▸ **Exercise prompt**
Select, from the data, each line where "probability" occurs.

Start Data

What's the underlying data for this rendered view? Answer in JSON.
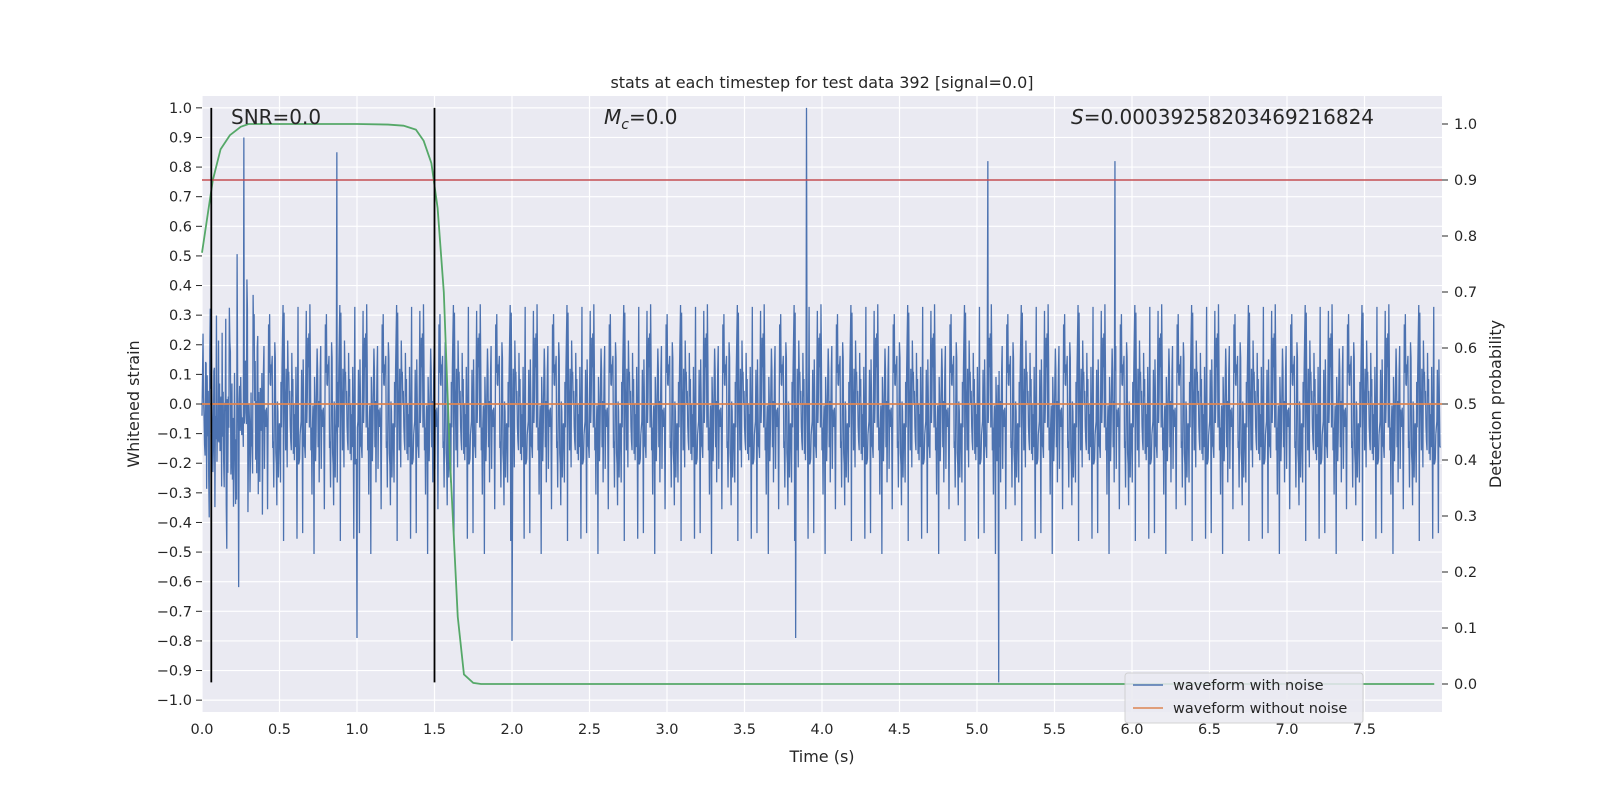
{
  "chart_data": {
    "type": "line",
    "title": "stats at each timestep for test data 392 [signal=0.0]",
    "xlabel": "Time (s)",
    "ylabel": "Whitened strain",
    "y2label": "Detection probability",
    "xlim": [
      0.0,
      8.0
    ],
    "ylim": [
      -1.04,
      1.04
    ],
    "y2lim": [
      -0.05,
      1.05
    ],
    "grid": true,
    "background_color": "#eaeaf2",
    "x_ticks": [
      "0.0",
      "0.5",
      "1.0",
      "1.5",
      "2.0",
      "2.5",
      "3.0",
      "3.5",
      "4.0",
      "4.5",
      "5.0",
      "5.5",
      "6.0",
      "6.5",
      "7.0",
      "7.5"
    ],
    "y_ticks": [
      "1.0",
      "0.9",
      "0.8",
      "0.7",
      "0.6",
      "0.5",
      "0.4",
      "0.3",
      "0.2",
      "0.1",
      "0.0",
      "−0.1",
      "−0.2",
      "−0.3",
      "−0.4",
      "−0.5",
      "−0.6",
      "−0.7",
      "−0.8",
      "−0.9",
      "−1.0"
    ],
    "y2_ticks": [
      "1.0",
      "0.9",
      "0.8",
      "0.7",
      "0.6",
      "0.5",
      "0.4",
      "0.3",
      "0.2",
      "0.1",
      "0.0"
    ],
    "annotations": {
      "snr": "SNR=0.0",
      "mc_symbol": "M",
      "mc_subscript": "c",
      "mc_value": "=0.0",
      "s_symbol": "S",
      "s_value": "=0.00039258203469216824"
    },
    "legend": {
      "placement": "lower-right",
      "entries": [
        "waveform with noise",
        "waveform without noise"
      ]
    },
    "series": [
      {
        "name": "waveform with noise",
        "color": "#4c72b0",
        "axis": "left",
        "style": "noise",
        "noise_max_amplitude": 1.0,
        "notable_peaks": [
          {
            "x": 0.27,
            "y": 0.9
          },
          {
            "x": 0.87,
            "y": 0.85
          },
          {
            "x": 3.9,
            "y": 1.0
          },
          {
            "x": 5.07,
            "y": 0.82
          },
          {
            "x": 5.89,
            "y": 0.82
          },
          {
            "x": 5.14,
            "y": -0.94
          },
          {
            "x": 2.0,
            "y": -0.8
          },
          {
            "x": 1.0,
            "y": -0.79
          },
          {
            "x": 3.83,
            "y": -0.79
          }
        ]
      },
      {
        "name": "waveform without noise",
        "color": "#dd8452",
        "axis": "left",
        "x": [
          0.0,
          8.0
        ],
        "y": [
          0.0,
          0.0
        ]
      },
      {
        "name": "detection probability",
        "color": "#55a868",
        "axis": "right",
        "x": [
          0.0,
          0.07,
          0.12,
          0.18,
          0.25,
          0.3,
          0.4,
          0.6,
          0.8,
          1.0,
          1.2,
          1.3,
          1.38,
          1.43,
          1.48,
          1.52,
          1.56,
          1.6,
          1.65,
          1.69,
          1.75,
          1.8,
          2.0,
          3.0,
          5.0,
          7.0,
          7.95
        ],
        "y": [
          0.77,
          0.9,
          0.955,
          0.98,
          0.995,
          1.0,
          1.0,
          1.0,
          1.0,
          1.0,
          0.999,
          0.997,
          0.99,
          0.97,
          0.93,
          0.85,
          0.7,
          0.4,
          0.12,
          0.017,
          0.002,
          0.0,
          0.0,
          0.0,
          0.0,
          0.0,
          0.0
        ]
      }
    ],
    "hlines": [
      {
        "axis": "right",
        "y": 0.9,
        "color": "#c44e52"
      }
    ],
    "vlines": [
      {
        "x": 0.06,
        "y_range": [
          -0.94,
          1.0
        ],
        "color": "#000000"
      },
      {
        "x": 1.5,
        "y_range": [
          -0.94,
          1.0
        ],
        "color": "#000000"
      }
    ]
  }
}
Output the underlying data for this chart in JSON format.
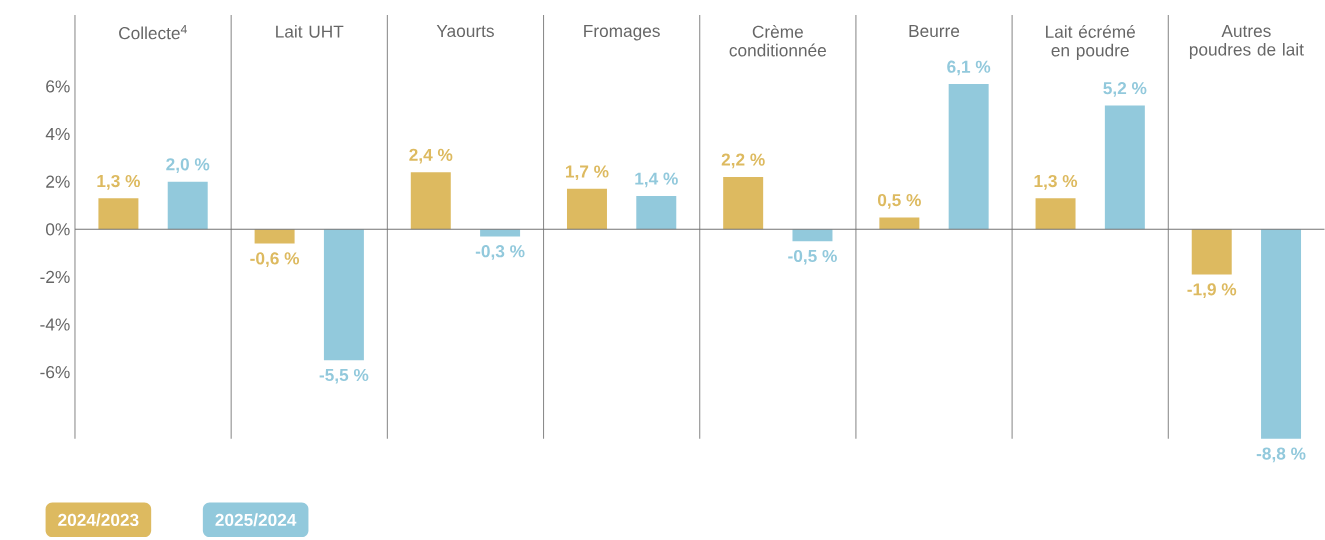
{
  "chart_data": {
    "type": "bar",
    "categories": [
      "Collecte$^{4}$",
      "Lait UHT",
      "Yaourts",
      "Fromages",
      "Crème conditionnée",
      "Beurre",
      "Lait écrémé en poudre",
      "Autres poudres de lait"
    ],
    "series": [
      {
        "name": "2024/2023",
        "color": "#ddba60",
        "values": [
          1.3,
          -0.6,
          2.4,
          1.7,
          2.2,
          0.5,
          1.3,
          -1.9
        ],
        "value_labels": [
          "1,3 %",
          "-0,6 %",
          "2,4 %",
          "1,7 %",
          "2,2 %",
          "0,5 %",
          "1,3 %",
          "-1,9 %"
        ]
      },
      {
        "name": "2025/2024",
        "color": "#92c9dc",
        "values": [
          2.0,
          -5.5,
          -0.3,
          1.4,
          -0.5,
          6.1,
          5.2,
          -8.8
        ],
        "value_labels": [
          "2,0 %",
          "-5,5 %",
          "-0,3 %",
          "1,4 %",
          "-0,5 %",
          "6,1 %",
          "5,2 %",
          "-8,8 %"
        ]
      }
    ],
    "ylim": [
      -8.8,
      9
    ],
    "yticks": [
      {
        "value": -6,
        "label": "-6%"
      },
      {
        "value": -4,
        "label": "-4%"
      },
      {
        "value": -2,
        "label": "-2%"
      },
      {
        "value": 0,
        "label": "0%"
      },
      {
        "value": 2,
        "label": "2%"
      },
      {
        "value": 4,
        "label": "4%"
      },
      {
        "value": 6,
        "label": "6%"
      }
    ],
    "grid": "x",
    "legend": "bottom left"
  }
}
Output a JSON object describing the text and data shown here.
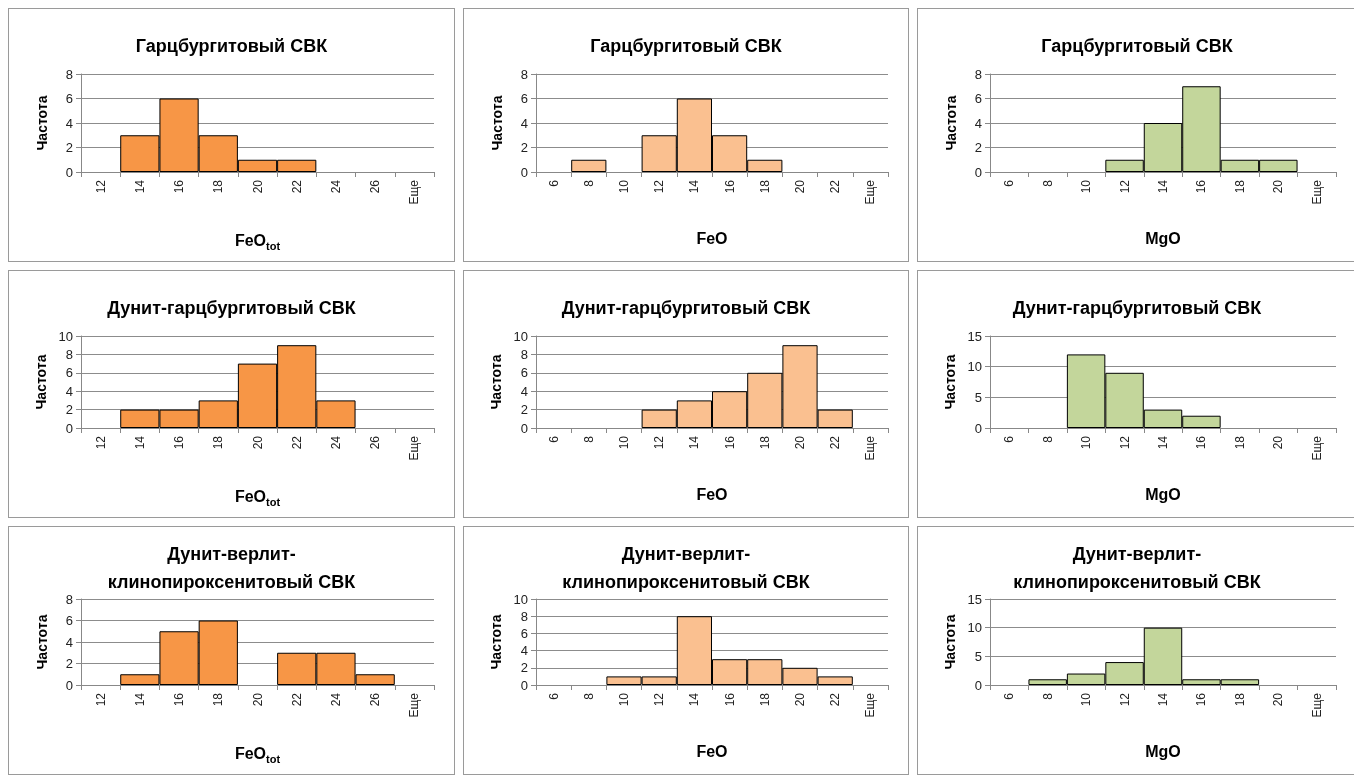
{
  "chart_data": [
    {
      "type": "bar",
      "title": "Гарцбургитовый СВК",
      "xlabel": "FeO$_{tot}$",
      "ylabel": "Частота",
      "categories": [
        "12",
        "14",
        "16",
        "18",
        "20",
        "22",
        "24",
        "26",
        "Еще"
      ],
      "values": [
        0,
        3,
        6,
        3,
        1,
        1,
        0,
        0,
        0
      ],
      "color": "#f79646",
      "ylim": [
        0,
        8
      ],
      "yticks": [
        0,
        2,
        4,
        6,
        8
      ],
      "grid": "y"
    },
    {
      "type": "bar",
      "title": "Гарцбургитовый СВК",
      "xlabel": "FeO",
      "ylabel": "Частота",
      "categories": [
        "6",
        "8",
        "10",
        "12",
        "14",
        "16",
        "18",
        "20",
        "22",
        "Еще"
      ],
      "values": [
        0,
        1,
        0,
        3,
        6,
        3,
        1,
        0,
        0,
        0
      ],
      "color": "#fac090",
      "ylim": [
        0,
        8
      ],
      "yticks": [
        0,
        2,
        4,
        6,
        8
      ],
      "grid": "y"
    },
    {
      "type": "bar",
      "title": "Гарцбургитовый СВК",
      "xlabel": "MgO",
      "ylabel": "Частота",
      "categories": [
        "6",
        "8",
        "10",
        "12",
        "14",
        "16",
        "18",
        "20",
        "Еще"
      ],
      "values": [
        0,
        0,
        0,
        1,
        4,
        7,
        1,
        1,
        0
      ],
      "color": "#c3d69b",
      "ylim": [
        0,
        8
      ],
      "yticks": [
        0,
        2,
        4,
        6,
        8
      ],
      "grid": "y"
    },
    {
      "type": "bar",
      "title": "Дунит-гарцбургитовый СВК",
      "xlabel": "FeO$_{tot}$",
      "ylabel": "Частота",
      "categories": [
        "12",
        "14",
        "16",
        "18",
        "20",
        "22",
        "24",
        "26",
        "Еще"
      ],
      "values": [
        0,
        2,
        2,
        3,
        7,
        9,
        3,
        0,
        0
      ],
      "color": "#f79646",
      "ylim": [
        0,
        10
      ],
      "yticks": [
        0,
        2,
        4,
        6,
        8,
        10
      ],
      "grid": "y"
    },
    {
      "type": "bar",
      "title": "Дунит-гарцбургитовый СВК",
      "xlabel": "FeO",
      "ylabel": "Частота",
      "categories": [
        "6",
        "8",
        "10",
        "12",
        "14",
        "16",
        "18",
        "20",
        "22",
        "Еще"
      ],
      "values": [
        0,
        0,
        0,
        2,
        3,
        4,
        6,
        9,
        2,
        0
      ],
      "color": "#fac090",
      "ylim": [
        0,
        10
      ],
      "yticks": [
        0,
        2,
        4,
        6,
        8,
        10
      ],
      "grid": "y"
    },
    {
      "type": "bar",
      "title": "Дунит-гарцбургитовый СВК",
      "xlabel": "MgO",
      "ylabel": "Частота",
      "categories": [
        "6",
        "8",
        "10",
        "12",
        "14",
        "16",
        "18",
        "20",
        "Еще"
      ],
      "values": [
        0,
        0,
        12,
        9,
        3,
        2,
        0,
        0,
        0
      ],
      "color": "#c3d69b",
      "ylim": [
        0,
        15
      ],
      "yticks": [
        0,
        5,
        10,
        15
      ],
      "grid": "y"
    },
    {
      "type": "bar",
      "title": "Дунит-верлит-клинопироксенитовый СВК",
      "xlabel": "FeO$_{tot}$",
      "ylabel": "Частота",
      "categories": [
        "12",
        "14",
        "16",
        "18",
        "20",
        "22",
        "24",
        "26",
        "Еще"
      ],
      "values": [
        0,
        1,
        5,
        6,
        0,
        3,
        3,
        1,
        0
      ],
      "color": "#f79646",
      "ylim": [
        0,
        8
      ],
      "yticks": [
        0,
        2,
        4,
        6,
        8
      ],
      "grid": "y"
    },
    {
      "type": "bar",
      "title": "Дунит-верлит-клинопироксенитовый СВК",
      "xlabel": "FeO",
      "ylabel": "Частота",
      "categories": [
        "6",
        "8",
        "10",
        "12",
        "14",
        "16",
        "18",
        "20",
        "22",
        "Еще"
      ],
      "values": [
        0,
        0,
        1,
        1,
        8,
        3,
        3,
        2,
        1,
        0
      ],
      "color": "#fac090",
      "ylim": [
        0,
        10
      ],
      "yticks": [
        0,
        2,
        4,
        6,
        8,
        10
      ],
      "grid": "y"
    },
    {
      "type": "bar",
      "title": "Дунит-верлит-клинопироксенитовый СВК",
      "xlabel": "MgO",
      "ylabel": "Частота",
      "categories": [
        "6",
        "8",
        "10",
        "12",
        "14",
        "16",
        "18",
        "20",
        "Еще"
      ],
      "values": [
        0,
        1,
        2,
        4,
        10,
        1,
        1,
        0,
        0
      ],
      "color": "#c3d69b",
      "ylim": [
        0,
        15
      ],
      "yticks": [
        0,
        5,
        10,
        15
      ],
      "grid": "y"
    }
  ]
}
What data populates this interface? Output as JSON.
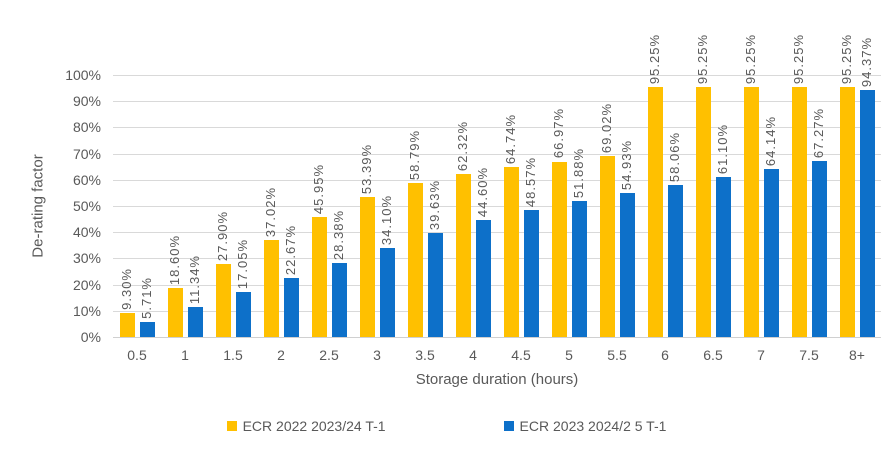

End Data

▸ **Finished exercise**
    "y2label": "Detection probability",
        "name": "detection probability",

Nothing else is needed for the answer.